Segment Start: EXTRACT PROVIDED
It can't scan over AirPrint if it has gone to sleep, it only can accept print jobs via IPP if you want it to WOL. So I have two printers configured, one via AirPrint for scanning and another via IPP for printing. There are so many low hanging firmware bugs that it makes me think the same folks wrote healthcare.gov

This is par for the course in brother firmware, https://gist.github.com/seanjensengrey/4223dc23d1f7cc95a157

I've had 3 of the Brother multifunctions in various offices (7920, 7940, 7960), and a couple of the color multifunctions (9340 right now). Generally happy with them in every way.

I was pretty surprised when network scanning worked out of the box on Macs. I scan about as much as I print. AirPrint works on the newest ones, too, from iPhone/iPad.

I'm a big fan of the Brother cartridges because they include a drum + toner in one, so each time you replace the toner you also get a new drum.
Their inkjet line of crap are the worst printers I've ever had to use and continually clean themselves out of ink, even when you aren't using it. If you unplug it and plug it back in, the damn thing will clean itself for a proportional amount of time. So it will use ink at a nearly constant rate regardless of whether or not you use it. It is totally some kind of fraud.
I bought a brother dcp7040 and am still on 1st full size cartridge after the sample toner ran out. Absolutely love this printer!! Ink junk can go to hell.
I feel like a laser printer evangelist now. I have a few laser Brother models I always recommend to people who complain about their inkjets based on their OS, the functions they need, and if they primarily print BW or color.

Sort of like high deductibles did to people's willingness to seek medical treatment, I know more than a few people with inkjets that actively avoid using them because "it's so expensive and never works".
Segment End: EXTRACT PROVIDED
Segment Start: SOURCE INFORMATION
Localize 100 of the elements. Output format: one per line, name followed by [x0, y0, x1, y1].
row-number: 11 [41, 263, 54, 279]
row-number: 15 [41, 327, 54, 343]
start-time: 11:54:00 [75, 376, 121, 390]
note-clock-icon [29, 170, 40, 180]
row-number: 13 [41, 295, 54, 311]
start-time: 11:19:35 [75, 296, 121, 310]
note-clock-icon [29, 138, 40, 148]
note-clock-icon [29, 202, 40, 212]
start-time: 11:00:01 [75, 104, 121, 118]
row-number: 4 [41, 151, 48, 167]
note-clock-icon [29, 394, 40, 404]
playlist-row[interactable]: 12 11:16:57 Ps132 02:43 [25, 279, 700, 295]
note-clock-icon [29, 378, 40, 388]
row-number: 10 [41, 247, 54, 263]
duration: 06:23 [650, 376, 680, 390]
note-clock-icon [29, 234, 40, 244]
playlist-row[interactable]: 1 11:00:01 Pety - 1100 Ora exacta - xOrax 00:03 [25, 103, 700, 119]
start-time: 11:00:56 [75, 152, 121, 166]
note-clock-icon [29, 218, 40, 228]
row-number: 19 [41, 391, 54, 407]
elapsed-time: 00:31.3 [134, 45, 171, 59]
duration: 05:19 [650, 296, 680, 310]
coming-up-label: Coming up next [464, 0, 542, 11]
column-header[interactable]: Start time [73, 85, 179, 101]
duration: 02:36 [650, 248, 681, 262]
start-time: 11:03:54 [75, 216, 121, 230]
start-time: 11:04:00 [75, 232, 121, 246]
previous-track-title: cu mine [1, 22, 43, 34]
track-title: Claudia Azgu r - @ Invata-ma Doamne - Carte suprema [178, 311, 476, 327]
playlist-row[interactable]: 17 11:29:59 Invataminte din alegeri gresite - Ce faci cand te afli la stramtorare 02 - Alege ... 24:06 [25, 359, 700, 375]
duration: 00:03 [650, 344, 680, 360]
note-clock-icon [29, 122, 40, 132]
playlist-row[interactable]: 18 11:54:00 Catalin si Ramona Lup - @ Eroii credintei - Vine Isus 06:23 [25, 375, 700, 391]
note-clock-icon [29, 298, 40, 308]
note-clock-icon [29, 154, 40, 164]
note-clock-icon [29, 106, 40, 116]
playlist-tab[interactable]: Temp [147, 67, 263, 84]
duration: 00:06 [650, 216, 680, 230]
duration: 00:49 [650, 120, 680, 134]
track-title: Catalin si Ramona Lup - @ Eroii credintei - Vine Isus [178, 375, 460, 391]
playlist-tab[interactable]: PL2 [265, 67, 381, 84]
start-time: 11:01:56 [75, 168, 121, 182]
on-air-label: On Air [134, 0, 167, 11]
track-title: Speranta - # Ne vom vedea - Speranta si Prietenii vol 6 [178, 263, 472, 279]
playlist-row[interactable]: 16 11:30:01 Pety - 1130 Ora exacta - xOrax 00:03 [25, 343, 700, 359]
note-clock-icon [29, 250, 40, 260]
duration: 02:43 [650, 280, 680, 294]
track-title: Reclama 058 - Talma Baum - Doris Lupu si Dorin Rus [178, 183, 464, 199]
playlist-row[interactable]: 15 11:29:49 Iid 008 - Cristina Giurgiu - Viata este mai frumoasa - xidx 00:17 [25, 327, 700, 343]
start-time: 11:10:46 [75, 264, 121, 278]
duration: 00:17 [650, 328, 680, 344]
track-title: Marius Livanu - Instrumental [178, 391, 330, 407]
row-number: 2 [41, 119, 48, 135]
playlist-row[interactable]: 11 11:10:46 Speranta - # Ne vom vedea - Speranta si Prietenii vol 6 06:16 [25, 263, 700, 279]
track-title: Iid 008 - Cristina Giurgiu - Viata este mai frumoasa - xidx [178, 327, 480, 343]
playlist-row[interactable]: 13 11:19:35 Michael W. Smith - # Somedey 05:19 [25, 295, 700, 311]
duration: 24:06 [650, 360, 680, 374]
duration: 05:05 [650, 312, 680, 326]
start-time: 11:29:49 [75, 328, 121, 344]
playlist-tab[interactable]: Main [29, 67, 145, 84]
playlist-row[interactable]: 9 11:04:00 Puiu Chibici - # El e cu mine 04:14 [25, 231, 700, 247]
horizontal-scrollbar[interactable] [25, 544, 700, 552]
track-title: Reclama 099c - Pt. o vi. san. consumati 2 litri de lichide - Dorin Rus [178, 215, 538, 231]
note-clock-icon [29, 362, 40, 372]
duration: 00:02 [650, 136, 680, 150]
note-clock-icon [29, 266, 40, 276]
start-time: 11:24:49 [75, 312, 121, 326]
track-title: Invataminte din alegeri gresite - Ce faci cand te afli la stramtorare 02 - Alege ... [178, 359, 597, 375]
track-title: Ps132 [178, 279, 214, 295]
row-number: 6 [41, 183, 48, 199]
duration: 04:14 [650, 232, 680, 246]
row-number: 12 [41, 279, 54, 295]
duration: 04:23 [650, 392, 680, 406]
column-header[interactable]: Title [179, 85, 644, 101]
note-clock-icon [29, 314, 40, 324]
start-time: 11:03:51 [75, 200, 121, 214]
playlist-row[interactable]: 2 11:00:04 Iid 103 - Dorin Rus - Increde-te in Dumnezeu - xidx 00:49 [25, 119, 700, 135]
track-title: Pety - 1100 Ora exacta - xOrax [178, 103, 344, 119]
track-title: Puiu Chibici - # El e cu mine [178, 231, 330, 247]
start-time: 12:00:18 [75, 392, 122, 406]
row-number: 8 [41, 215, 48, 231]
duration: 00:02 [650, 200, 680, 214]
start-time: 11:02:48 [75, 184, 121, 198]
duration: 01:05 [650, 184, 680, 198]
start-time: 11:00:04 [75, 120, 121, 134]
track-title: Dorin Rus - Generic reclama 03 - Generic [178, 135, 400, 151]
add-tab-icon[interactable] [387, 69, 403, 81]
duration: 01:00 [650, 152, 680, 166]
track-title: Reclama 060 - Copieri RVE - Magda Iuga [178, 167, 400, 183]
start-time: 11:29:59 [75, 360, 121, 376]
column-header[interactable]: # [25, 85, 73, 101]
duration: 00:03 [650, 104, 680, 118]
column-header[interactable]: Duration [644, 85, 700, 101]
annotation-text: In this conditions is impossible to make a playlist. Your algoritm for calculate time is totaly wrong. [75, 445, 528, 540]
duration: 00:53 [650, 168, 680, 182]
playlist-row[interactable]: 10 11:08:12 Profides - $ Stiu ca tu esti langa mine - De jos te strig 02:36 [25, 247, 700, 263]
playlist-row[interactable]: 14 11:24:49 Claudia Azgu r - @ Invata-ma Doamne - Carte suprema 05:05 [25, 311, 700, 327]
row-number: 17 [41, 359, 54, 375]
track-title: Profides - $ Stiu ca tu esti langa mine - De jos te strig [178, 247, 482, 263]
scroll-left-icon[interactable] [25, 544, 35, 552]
Segment End: SOURCE INFORMATION
TASKS TO CARRY OUT:
1. Update the passage of the Brother printer discussion starting at "I'm a big fan" and ending at "kind of fraud.", replacing "drum" with "imaging unit".
2. Write what comes next in the discussion of Brother printers, picking up after its final sentence.
The entries were taken from a separate source.

PER-TASK OUTPUTS:
1.
I'm a big fan of the Brother cartridges because they include a imaging unit + toner in one, so each time you replace the toner you also get a new imaging unit.
Their inkjet line of crap are the worst printers I've ever had to use and continually clean themselves out of ink, even when you aren't using it. If you unplug it and plug it back in, the damn thing will clean itself for a proportional amount of time. So it will use ink at a nearly constant rate regardless of whether or not you use it. It is totally some kind of fraud.

2.
They're afraid to use up their ink, so it ends up expiring(!) or drying out having been barely used, and the next time they desperately need to print something, they have to buy $50+ of cartridges before they can print anything at all.

The HL-2140 I got in '09 for $60 can print on transparencies for PCB masking, does manual duplexing and easy booklet printing under Linux and OSX, and with aftermarket toner refills I've only needed to replace the drum/cart once. Contrasted to the cost efficiency of all the low or mid range inkjets I've owned ($80-350), it's been an exceptional return.

I'm equally happy with our Brother HL-2150N. Already using the third cartridge in its fifth (?) year, but a very basic and cheap and capable laser printer.
Same here. I bought that one for my study but finally it was used by all my family (big error to put it on the network) who print 500+ copies with the original cartbridge. Given it was almost the same price as laser printer (~100€), it happened to be a very good deal over the years.
even when you hit the end of that toner cartridge there is a small hack to get you another at least 50 pages, the brother printers use some kinda beam sensor that passes through the cartridge if the printer detects this is unbroken the cartridge must be empty because there is no toner all you do is block this there a small clear plastic window on the cartridge reboot the printer and you're good to go. you may get faded pages after a while try shaking the cartridge a bit.

also people just don't buy inkjet printers if your printing patterns are limited to just a few prints a month there always just going to dry out go with the laser printers they use toner and never dry out.

Well to be fair I bought an Epson inkjet printer (Workforce something) several years ago and never used up its original cartridge. Granted I don't print much but I was still fairly impressed.

Of course that doesn't invalidate the point of TFA. Also they have an ink dump that is chipped - when it is "full" they force you to buy a replacement rather than just empty it.

Same printer, same experience
I have the same printer and I too have had no issues in 5+ years of use.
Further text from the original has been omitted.